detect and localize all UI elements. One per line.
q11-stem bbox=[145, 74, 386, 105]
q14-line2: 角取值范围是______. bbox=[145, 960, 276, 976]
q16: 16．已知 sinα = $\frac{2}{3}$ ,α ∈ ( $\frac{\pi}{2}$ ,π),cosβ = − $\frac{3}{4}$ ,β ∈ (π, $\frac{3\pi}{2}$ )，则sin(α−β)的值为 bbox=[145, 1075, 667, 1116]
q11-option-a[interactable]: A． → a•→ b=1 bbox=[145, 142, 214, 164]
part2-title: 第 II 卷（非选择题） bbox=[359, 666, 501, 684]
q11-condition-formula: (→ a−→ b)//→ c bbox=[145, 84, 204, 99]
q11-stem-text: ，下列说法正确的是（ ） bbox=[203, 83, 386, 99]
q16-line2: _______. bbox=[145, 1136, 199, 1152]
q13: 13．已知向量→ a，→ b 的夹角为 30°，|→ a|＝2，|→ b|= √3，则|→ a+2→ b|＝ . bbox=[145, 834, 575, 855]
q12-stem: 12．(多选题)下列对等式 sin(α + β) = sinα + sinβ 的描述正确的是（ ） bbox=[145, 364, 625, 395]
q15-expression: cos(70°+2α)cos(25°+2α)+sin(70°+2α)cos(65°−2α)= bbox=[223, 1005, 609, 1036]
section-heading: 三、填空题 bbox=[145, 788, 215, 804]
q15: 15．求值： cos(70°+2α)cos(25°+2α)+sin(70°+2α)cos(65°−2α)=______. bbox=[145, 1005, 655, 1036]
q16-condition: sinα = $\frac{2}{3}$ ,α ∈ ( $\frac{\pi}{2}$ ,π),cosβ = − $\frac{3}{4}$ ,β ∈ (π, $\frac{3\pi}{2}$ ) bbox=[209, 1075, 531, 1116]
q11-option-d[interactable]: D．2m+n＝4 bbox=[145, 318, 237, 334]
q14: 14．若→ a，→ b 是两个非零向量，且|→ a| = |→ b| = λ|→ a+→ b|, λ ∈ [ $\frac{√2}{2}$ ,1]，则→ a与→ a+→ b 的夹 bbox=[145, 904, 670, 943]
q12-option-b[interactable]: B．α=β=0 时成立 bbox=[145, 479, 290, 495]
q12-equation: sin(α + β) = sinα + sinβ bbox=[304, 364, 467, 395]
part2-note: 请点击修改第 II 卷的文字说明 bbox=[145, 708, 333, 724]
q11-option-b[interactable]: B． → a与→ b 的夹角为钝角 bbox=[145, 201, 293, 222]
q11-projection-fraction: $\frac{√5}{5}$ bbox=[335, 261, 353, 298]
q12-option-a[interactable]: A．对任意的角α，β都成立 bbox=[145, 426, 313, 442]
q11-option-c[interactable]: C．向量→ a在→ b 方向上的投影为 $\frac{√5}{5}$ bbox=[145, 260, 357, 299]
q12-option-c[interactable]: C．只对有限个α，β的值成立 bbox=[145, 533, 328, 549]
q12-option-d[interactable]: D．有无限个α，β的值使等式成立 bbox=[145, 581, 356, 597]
++++
Task to carry out:
Copy every line of the listing above without changing anything.

Result for this task:
detect and localize all UI elements. One per line.
q11-stem bbox=[145, 74, 386, 105]
q14-line2: 角取值范围是______. bbox=[145, 960, 276, 976]
q16: 16．已知 sinα = $\frac{2}{3}$ ,α ∈ ( $\frac{\pi}{2}$ ,π),cosβ = − $\frac{3}{4}$ ,β ∈ (π, $\frac{3\pi}{2}$ )，则sin(α−β)的值为 bbox=[145, 1075, 667, 1116]
q11-option-a[interactable]: A． → a•→ b=1 bbox=[145, 142, 214, 164]
part2-title: 第 II 卷（非选择题） bbox=[359, 666, 501, 684]
q11-condition-formula: (→ a−→ b)//→ c bbox=[145, 84, 204, 99]
q11-stem-text: ，下列说法正确的是（ ） bbox=[203, 83, 386, 99]
q16-line2: _______. bbox=[145, 1136, 199, 1152]
q13: 13．已知向量→ a，→ b 的夹角为 30°，|→ a|＝2，|→ b|= √3，则|→ a+2→ b|＝ . bbox=[145, 834, 575, 855]
q12-stem: 12．(多选题)下列对等式 sin(α + β) = sinα + sinβ 的描述正确的是（ ） bbox=[145, 364, 625, 395]
q15-expression: cos(70°+2α)cos(25°+2α)+sin(70°+2α)cos(65°−2α)= bbox=[223, 1005, 609, 1036]
section-heading: 三、填空题 bbox=[145, 788, 215, 804]
q15: 15．求值： cos(70°+2α)cos(25°+2α)+sin(70°+2α)cos(65°−2α)=______. bbox=[145, 1005, 655, 1036]
q16-condition: sinα = $\frac{2}{3}$ ,α ∈ ( $\frac{\pi}{2}$ ,π),cosβ = − $\frac{3}{4}$ ,β ∈ (π, $\frac{3\pi}{2}$ ) bbox=[209, 1075, 531, 1116]
q11-option-d[interactable]: D．2m+n＝4 bbox=[145, 318, 237, 334]
q14: 14．若→ a，→ b 是两个非零向量，且|→ a| = |→ b| = λ|→ a+→ b|, λ ∈ [ $\frac{√2}{2}$ ,1]，则→ a与→ a+→ b 的夹 bbox=[145, 904, 670, 943]
q12-option-b[interactable]: B．α=β=0 时成立 bbox=[145, 479, 290, 495]
q12-equation: sin(α + β) = sinα + sinβ bbox=[304, 364, 467, 395]
part2-note: 请点击修改第 II 卷的文字说明 bbox=[145, 708, 333, 724]
q11-option-b[interactable]: B． → a与→ b 的夹角为钝角 bbox=[145, 201, 293, 222]
q11-projection-fraction: $\frac{√5}{5}$ bbox=[335, 261, 353, 298]
q12-option-a[interactable]: A．对任意的角α，β都成立 bbox=[145, 426, 313, 442]
q11-option-c[interactable]: C．向量→ a在→ b 方向上的投影为 $\frac{√5}{5}$ bbox=[145, 260, 357, 299]
q12-option-c[interactable]: C．只对有限个α，β的值成立 bbox=[145, 533, 328, 549]
q12-option-d[interactable]: D．有无限个α，β的值使等式成立 bbox=[145, 581, 356, 597]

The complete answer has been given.